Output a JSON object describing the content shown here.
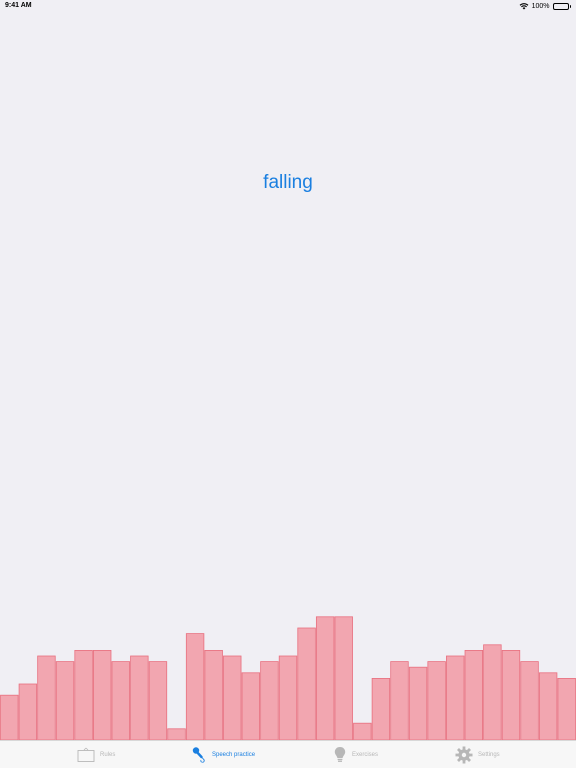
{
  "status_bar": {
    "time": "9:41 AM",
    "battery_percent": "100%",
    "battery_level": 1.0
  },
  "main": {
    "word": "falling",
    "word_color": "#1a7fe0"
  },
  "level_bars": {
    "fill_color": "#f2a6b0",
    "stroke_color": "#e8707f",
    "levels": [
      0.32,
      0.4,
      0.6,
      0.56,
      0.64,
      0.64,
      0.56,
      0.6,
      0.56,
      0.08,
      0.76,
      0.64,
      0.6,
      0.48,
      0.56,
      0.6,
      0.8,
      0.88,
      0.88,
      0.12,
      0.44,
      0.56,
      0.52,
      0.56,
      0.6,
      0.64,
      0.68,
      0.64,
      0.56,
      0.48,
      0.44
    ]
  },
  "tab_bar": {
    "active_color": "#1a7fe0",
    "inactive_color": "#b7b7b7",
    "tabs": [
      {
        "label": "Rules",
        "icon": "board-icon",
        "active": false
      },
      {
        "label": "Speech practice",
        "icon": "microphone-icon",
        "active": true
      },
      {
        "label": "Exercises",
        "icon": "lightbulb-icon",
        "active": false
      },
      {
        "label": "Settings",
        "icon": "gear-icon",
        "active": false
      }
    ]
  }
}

* **WORK TO DO**
Pictures in the records above should not be copied. Repeat everything else exactly.

* **CORRECT ANSWER**
Output a JSON object describing the content shown here.
{
  "status_bar": {
    "time": "9:41 AM",
    "battery_percent": "100%",
    "battery_level": 1.0
  },
  "main": {
    "word": "falling",
    "word_color": "#1a7fe0"
  },
  "level_bars": {
    "fill_color": "#f2a6b0",
    "stroke_color": "#e8707f",
    "levels": [
      0.32,
      0.4,
      0.6,
      0.56,
      0.64,
      0.64,
      0.56,
      0.6,
      0.56,
      0.08,
      0.76,
      0.64,
      0.6,
      0.48,
      0.56,
      0.6,
      0.8,
      0.88,
      0.88,
      0.12,
      0.44,
      0.56,
      0.52,
      0.56,
      0.6,
      0.64,
      0.68,
      0.64,
      0.56,
      0.48,
      0.44
    ]
  },
  "tab_bar": {
    "active_color": "#1a7fe0",
    "inactive_color": "#b7b7b7",
    "tabs": [
      {
        "label": "Rules",
        "icon": "board-icon",
        "active": false
      },
      {
        "label": "Speech practice",
        "icon": "microphone-icon",
        "active": true
      },
      {
        "label": "Exercises",
        "icon": "lightbulb-icon",
        "active": false
      },
      {
        "label": "Settings",
        "icon": "gear-icon",
        "active": false
      }
    ]
  }
}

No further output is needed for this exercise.